§ STATED EXERCISE
Select all lines holding the word "Condominium" from the entries that follow.

#### EXERCISE MATERIAL ####

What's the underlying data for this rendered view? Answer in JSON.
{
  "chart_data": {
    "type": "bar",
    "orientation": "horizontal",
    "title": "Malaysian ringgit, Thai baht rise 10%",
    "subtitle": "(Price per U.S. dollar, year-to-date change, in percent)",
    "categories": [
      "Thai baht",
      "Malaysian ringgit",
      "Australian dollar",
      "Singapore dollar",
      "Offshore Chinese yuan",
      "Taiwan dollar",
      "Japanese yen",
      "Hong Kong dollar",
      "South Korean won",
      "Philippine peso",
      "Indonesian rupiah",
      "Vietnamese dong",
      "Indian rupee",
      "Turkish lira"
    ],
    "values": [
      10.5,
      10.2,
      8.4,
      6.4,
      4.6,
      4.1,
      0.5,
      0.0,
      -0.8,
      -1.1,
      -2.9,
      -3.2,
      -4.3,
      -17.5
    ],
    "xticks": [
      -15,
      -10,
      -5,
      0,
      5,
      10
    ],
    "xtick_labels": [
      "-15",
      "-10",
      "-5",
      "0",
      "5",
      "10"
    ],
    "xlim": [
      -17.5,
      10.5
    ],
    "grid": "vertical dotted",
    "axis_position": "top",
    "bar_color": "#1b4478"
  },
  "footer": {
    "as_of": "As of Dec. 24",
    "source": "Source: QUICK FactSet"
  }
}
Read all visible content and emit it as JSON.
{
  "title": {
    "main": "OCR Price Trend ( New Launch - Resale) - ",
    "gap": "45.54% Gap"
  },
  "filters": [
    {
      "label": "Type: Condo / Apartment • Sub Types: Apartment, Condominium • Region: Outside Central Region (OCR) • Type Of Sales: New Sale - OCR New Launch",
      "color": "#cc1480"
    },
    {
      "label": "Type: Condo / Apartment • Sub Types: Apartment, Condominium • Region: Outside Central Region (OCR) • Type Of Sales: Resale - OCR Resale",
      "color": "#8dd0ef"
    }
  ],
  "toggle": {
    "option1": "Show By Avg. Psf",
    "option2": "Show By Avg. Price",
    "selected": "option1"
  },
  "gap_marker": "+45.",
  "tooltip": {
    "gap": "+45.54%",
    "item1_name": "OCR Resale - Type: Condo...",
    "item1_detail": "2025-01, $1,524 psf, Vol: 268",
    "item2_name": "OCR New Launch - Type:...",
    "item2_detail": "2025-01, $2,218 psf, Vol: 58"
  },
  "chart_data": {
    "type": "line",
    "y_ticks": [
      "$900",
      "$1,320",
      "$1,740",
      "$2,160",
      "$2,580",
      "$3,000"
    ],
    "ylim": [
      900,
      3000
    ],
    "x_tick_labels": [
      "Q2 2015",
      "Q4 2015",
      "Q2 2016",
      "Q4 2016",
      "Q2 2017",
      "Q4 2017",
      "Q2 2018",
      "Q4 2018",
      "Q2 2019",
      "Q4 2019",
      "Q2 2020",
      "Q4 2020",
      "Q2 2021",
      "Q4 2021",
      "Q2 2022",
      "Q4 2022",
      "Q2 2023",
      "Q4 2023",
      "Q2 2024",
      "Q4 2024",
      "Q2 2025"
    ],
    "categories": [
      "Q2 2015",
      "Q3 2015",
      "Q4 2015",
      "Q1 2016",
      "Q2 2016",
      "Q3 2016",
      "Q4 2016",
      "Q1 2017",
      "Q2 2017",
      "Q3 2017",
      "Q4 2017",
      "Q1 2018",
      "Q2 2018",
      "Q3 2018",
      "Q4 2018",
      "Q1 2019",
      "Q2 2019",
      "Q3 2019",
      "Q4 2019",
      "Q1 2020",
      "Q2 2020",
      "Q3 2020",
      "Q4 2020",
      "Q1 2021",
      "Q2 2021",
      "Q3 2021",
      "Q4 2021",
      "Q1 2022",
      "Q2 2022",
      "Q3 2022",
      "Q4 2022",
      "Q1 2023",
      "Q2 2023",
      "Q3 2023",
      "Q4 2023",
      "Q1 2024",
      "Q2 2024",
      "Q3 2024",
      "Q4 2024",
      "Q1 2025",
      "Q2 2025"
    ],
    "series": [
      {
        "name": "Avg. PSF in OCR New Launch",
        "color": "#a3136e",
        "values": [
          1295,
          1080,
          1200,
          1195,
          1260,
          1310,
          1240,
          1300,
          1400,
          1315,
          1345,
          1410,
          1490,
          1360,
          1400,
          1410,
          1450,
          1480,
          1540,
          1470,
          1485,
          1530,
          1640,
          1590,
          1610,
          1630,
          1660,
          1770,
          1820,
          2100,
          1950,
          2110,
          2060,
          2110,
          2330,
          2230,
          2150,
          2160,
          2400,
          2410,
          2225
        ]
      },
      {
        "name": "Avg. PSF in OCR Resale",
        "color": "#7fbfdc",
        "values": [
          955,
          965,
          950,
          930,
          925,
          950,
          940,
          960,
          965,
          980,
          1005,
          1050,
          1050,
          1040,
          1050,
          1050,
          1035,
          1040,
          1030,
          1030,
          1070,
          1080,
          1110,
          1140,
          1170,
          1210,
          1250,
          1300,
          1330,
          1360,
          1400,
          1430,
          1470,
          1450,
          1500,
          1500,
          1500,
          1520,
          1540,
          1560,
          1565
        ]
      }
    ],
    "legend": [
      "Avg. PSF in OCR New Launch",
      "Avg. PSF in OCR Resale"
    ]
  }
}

####

§ THE REPLY
      "label": "Type: Condo / Apartment • Sub Types: Apartment, Condominium • Region: Outside Central Region (OCR) • Type Of Sales: New Sale - OCR New Launch",
      "label": "Type: Condo / Apartment • Sub Types: Apartment, Condominium • Region: Outside Central Region (OCR) • Type Of Sales: Resale - OCR Resale",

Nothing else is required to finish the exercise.